**Data shown:**
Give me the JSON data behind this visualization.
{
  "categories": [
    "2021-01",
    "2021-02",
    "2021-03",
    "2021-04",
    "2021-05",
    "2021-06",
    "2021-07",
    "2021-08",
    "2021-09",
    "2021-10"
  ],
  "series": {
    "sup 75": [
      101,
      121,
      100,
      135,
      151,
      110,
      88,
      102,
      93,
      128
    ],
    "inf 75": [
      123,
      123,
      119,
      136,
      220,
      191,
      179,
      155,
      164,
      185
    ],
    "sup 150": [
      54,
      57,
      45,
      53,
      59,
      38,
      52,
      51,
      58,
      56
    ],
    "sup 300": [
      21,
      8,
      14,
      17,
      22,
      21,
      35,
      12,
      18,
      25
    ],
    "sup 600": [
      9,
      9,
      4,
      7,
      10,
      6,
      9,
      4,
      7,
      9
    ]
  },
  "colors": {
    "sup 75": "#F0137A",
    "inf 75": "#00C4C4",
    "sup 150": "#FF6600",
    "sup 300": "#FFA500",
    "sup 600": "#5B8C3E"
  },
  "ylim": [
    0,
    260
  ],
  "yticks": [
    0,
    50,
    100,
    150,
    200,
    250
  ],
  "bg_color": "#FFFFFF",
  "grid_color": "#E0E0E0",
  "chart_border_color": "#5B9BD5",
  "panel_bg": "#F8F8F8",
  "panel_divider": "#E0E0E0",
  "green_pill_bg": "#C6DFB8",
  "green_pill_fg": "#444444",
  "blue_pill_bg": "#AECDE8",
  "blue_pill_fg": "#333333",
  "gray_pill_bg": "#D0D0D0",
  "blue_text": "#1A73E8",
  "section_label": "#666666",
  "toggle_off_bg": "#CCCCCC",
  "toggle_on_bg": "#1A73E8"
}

**Exercise:** Write out the listing once more, matching it exactly.

**Completed exercise:**
Give me the JSON data behind this visualization.
{
  "categories": [
    "2021-01",
    "2021-02",
    "2021-03",
    "2021-04",
    "2021-05",
    "2021-06",
    "2021-07",
    "2021-08",
    "2021-09",
    "2021-10"
  ],
  "series": {
    "sup 75": [
      101,
      121,
      100,
      135,
      151,
      110,
      88,
      102,
      93,
      128
    ],
    "inf 75": [
      123,
      123,
      119,
      136,
      220,
      191,
      179,
      155,
      164,
      185
    ],
    "sup 150": [
      54,
      57,
      45,
      53,
      59,
      38,
      52,
      51,
      58,
      56
    ],
    "sup 300": [
      21,
      8,
      14,
      17,
      22,
      21,
      35,
      12,
      18,
      25
    ],
    "sup 600": [
      9,
      9,
      4,
      7,
      10,
      6,
      9,
      4,
      7,
      9
    ]
  },
  "colors": {
    "sup 75": "#F0137A",
    "inf 75": "#00C4C4",
    "sup 150": "#FF6600",
    "sup 300": "#FFA500",
    "sup 600": "#5B8C3E"
  },
  "ylim": [
    0,
    260
  ],
  "yticks": [
    0,
    50,
    100,
    150,
    200,
    250
  ],
  "bg_color": "#FFFFFF",
  "grid_color": "#E0E0E0",
  "chart_border_color": "#5B9BD5",
  "panel_bg": "#F8F8F8",
  "panel_divider": "#E0E0E0",
  "green_pill_bg": "#C6DFB8",
  "green_pill_fg": "#444444",
  "blue_pill_bg": "#AECDE8",
  "blue_pill_fg": "#333333",
  "gray_pill_bg": "#D0D0D0",
  "blue_text": "#1A73E8",
  "section_label": "#666666",
  "toggle_off_bg": "#CCCCCC",
  "toggle_on_bg": "#1A73E8"
}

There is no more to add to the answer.